PAGE EXCERPT START
Organizational Conflicts of Interest (“OCI”) has been a “hot topic” in government contracts ever since new DoD OCI regulations for Major Defense Acquisition Programs were published in December of 2010. While the final regulations were far narrower than anticipated, the original scope of revisions contemplated troubled many Government contractors which considered the proposed revisions a harbinger of things to come. And they were correct. In April 2011, the FAR Council published proposed revisions to the FAR’s OCI provisions which are similar in scope to the broad and extensive revisions initially contemplated by DoD.
In addition to these regulatory developments in the world of OCIs, the Government Accountability Office has issued a number of significant OCI decisions in the last couple of years. OCI now is a popular protest count and an even a more popular lightening rod of discontent for federal contractors. With the contraction of the industry, many contractors are convinced that some larger federal contractors have unfair competitive advantages in important procurements.
It is against this backdrop that the GAO issued an interesting OCI protest decision at the end of 2011. The case is VSE Corporation, B-404833.4 (November 21, 2011). In my opinion, the decision is interesting because of two things: (1) the decision focuses on the “appearance of impropriety” of VSE’s consulting relationship with a former Government employee and (2) the decision addresses OCI in the context of the government’s post-employment regulations. In this blog post, I discuss the first point.
Here are the facts (abridged). The decision concerns an Army procurement for “alternative staffing.” The incumbent is CACI. In mid 2010, the Army plans to resolict the contract. The Deputy Program Manager at that time participates in a number of acquisition planning meetings regarding the procurement. He also participates in a board meeting determining the award fee owed CACI, the incumbent. Later in the year, the DPM reviews and comments on the draft SOW. In December he resigns, but his official termination date is January 31, 2011. On February 4, 2011, he signs a consulting agreement with VSE, which intends to submit a proposal in response to the new solicitation for the Army’s alternative staffing contract. The former DPM advises VSE with regard to its proposal. VSE is awarded the contract, but the Contracting Officer ultimately decides to terminate the contract award because she believes VSE’s consulting arrangement with the Army’s former DPM creates “an appearance of impropriety.”
PAGE EXCERPT END
WHAT IS EXPECTED -> Write a continuation of the blog post on the VSE Corporation protest decision, starting after its last sentence.
INFORMATION SHOWN START
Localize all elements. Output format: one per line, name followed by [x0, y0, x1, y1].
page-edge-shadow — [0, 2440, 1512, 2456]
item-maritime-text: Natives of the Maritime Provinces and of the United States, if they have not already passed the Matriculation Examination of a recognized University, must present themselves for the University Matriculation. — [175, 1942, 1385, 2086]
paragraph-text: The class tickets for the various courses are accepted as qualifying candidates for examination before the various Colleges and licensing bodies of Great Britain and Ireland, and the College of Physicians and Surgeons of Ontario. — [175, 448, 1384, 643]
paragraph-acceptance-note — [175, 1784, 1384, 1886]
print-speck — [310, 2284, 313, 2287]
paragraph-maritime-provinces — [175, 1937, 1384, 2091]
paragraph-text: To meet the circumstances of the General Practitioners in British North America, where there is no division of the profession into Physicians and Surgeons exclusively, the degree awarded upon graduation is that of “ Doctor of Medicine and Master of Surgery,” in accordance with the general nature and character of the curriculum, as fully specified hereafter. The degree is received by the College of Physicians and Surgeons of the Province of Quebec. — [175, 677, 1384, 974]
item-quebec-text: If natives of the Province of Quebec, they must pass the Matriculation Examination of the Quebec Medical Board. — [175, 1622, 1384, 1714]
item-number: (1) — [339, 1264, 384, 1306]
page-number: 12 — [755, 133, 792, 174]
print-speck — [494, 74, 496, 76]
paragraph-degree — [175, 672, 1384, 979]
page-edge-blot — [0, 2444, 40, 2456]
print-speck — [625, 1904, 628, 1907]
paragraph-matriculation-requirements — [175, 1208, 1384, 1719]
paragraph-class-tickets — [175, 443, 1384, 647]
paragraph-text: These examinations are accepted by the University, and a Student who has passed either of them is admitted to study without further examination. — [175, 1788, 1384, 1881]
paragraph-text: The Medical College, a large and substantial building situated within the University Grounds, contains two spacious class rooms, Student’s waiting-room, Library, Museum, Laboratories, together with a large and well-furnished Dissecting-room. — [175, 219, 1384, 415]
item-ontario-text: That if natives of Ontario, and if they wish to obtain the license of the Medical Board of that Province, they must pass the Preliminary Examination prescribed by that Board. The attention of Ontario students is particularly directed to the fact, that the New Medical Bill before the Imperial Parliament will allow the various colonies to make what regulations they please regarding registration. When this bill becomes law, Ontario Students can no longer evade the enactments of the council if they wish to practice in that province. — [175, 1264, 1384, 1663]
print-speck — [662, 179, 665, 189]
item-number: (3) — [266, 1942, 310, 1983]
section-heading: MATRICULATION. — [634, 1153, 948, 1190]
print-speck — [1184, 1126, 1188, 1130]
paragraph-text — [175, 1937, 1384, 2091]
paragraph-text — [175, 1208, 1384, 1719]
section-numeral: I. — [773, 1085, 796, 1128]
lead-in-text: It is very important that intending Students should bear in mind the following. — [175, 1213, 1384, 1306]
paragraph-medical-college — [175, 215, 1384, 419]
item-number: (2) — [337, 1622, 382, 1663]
INFORMATION SHOWN END
RESULT OF THE EXERCISE ->
Most federal contractors are aware of the OCI regulations and restrictions. Per FAR Part 9, an OCI exists where certain factors create “an actual or potential conflict of interest” on an existing contract or when the nature of the work performed on an existing contract creates “an actual or potential conflict” on a future acquisition. FAR 9.502(c). The FAR expresses a policy of avoiding, neutralizing or mitigating actual or potential OCIs because of two underlying principles: (1) preventing the existence of conflicting roles for contractor that might bias its judgment in performing a contract and (2) preventing a contractor from having an unfair competitive advantage – for example, when the contractor may have had unequal access to proprietary information or source selection information. FAR 9.505.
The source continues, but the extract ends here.